[Stored data]

* begin *

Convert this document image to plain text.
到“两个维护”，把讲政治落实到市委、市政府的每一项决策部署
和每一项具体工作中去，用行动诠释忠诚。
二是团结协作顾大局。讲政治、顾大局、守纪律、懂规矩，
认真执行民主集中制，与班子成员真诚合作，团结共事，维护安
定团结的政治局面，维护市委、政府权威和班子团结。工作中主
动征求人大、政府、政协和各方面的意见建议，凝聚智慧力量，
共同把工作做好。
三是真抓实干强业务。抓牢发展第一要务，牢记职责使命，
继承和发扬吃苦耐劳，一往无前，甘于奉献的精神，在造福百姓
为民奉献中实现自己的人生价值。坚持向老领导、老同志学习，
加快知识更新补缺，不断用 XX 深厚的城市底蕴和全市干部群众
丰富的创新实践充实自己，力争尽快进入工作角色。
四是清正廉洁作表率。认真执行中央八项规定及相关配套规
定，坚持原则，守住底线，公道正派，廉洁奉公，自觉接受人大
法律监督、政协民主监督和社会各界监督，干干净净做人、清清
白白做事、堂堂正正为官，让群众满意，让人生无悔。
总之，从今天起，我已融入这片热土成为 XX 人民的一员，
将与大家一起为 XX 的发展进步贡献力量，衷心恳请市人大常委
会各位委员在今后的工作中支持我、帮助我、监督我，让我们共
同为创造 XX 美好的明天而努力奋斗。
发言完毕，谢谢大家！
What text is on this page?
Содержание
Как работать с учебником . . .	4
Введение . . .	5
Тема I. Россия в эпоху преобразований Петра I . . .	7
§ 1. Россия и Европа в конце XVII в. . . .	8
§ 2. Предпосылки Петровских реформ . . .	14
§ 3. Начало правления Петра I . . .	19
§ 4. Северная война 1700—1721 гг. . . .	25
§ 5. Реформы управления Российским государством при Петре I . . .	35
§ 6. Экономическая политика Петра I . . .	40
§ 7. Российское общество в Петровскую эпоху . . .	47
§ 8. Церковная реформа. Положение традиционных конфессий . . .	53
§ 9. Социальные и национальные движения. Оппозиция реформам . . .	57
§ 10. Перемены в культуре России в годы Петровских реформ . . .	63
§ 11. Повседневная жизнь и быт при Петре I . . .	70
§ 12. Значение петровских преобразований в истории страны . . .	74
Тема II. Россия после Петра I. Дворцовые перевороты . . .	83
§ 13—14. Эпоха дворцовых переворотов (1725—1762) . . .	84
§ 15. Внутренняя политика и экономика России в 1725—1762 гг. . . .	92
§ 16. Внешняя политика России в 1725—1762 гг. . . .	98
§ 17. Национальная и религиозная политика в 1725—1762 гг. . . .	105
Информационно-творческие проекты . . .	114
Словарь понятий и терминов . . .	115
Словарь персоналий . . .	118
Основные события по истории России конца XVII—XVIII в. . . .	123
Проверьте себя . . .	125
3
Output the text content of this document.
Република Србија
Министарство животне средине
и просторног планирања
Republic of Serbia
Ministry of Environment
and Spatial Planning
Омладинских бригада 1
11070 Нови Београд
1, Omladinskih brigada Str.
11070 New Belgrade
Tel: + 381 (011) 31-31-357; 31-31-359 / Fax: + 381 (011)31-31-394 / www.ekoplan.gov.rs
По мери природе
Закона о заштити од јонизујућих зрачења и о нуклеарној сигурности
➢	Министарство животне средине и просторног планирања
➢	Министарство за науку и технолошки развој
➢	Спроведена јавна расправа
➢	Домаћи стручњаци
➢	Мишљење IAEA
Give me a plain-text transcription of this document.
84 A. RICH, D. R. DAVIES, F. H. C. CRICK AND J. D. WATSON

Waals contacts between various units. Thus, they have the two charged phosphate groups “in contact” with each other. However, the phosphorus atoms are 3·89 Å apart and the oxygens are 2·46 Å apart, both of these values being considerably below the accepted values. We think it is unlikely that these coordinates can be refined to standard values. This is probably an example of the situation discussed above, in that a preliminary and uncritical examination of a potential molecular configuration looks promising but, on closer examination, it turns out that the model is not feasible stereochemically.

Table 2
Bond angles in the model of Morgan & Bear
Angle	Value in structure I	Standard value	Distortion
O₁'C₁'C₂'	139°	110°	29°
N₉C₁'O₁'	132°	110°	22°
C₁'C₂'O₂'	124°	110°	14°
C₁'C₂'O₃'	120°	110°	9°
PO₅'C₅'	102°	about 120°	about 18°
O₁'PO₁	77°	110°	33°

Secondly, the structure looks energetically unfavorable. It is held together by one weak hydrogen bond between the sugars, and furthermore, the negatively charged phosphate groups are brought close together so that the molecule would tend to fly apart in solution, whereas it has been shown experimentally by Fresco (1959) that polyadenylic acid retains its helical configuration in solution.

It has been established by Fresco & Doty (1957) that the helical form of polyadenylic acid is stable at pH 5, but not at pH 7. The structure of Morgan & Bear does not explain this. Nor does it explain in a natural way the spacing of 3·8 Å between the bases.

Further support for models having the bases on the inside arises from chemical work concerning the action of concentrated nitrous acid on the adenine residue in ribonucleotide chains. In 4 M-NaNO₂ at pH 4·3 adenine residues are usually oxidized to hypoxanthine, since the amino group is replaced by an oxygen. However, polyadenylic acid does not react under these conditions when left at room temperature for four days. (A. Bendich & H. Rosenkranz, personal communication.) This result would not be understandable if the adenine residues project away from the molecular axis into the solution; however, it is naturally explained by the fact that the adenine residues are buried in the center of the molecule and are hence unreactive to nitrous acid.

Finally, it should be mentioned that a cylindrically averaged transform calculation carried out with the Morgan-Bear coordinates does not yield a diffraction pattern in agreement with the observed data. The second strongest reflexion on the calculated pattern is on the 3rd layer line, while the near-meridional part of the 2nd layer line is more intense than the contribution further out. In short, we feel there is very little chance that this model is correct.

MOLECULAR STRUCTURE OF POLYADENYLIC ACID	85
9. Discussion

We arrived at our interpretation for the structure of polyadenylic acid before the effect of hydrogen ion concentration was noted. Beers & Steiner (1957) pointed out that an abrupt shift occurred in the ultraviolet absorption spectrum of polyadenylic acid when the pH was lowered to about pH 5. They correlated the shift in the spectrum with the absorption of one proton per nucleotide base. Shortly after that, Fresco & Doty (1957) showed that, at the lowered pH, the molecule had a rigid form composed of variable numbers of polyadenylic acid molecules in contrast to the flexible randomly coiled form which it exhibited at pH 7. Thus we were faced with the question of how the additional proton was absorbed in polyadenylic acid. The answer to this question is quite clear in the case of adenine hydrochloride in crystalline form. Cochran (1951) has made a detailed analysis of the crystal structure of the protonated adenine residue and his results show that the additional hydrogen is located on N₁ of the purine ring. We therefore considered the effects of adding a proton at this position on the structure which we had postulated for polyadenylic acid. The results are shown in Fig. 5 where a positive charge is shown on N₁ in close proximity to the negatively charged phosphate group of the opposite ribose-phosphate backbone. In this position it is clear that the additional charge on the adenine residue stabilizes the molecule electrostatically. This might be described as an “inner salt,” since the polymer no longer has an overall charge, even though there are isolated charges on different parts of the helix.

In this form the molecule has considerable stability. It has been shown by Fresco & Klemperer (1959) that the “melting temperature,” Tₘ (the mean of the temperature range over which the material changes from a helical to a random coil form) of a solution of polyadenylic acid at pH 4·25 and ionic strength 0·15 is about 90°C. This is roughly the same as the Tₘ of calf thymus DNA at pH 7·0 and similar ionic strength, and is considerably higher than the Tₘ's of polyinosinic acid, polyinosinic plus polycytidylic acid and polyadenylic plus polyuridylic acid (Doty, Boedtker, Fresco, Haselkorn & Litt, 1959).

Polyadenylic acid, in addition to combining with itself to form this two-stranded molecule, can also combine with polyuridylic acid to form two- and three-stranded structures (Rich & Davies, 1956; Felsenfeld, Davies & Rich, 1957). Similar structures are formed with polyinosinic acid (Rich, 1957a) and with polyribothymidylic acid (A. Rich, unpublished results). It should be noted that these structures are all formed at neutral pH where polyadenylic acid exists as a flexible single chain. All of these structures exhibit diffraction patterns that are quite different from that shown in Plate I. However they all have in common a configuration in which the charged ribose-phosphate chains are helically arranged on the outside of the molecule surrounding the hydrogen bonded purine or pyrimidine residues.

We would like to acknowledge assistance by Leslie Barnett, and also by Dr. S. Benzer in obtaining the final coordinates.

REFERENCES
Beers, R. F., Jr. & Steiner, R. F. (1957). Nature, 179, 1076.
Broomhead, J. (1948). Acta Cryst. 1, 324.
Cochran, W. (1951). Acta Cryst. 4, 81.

* end *

• _What you will do_
Scan the listing above for the word "просторног" and show each line where it is found.

• _Task result_
и просторног планирања
➢	Министарство животне средине и просторног планирања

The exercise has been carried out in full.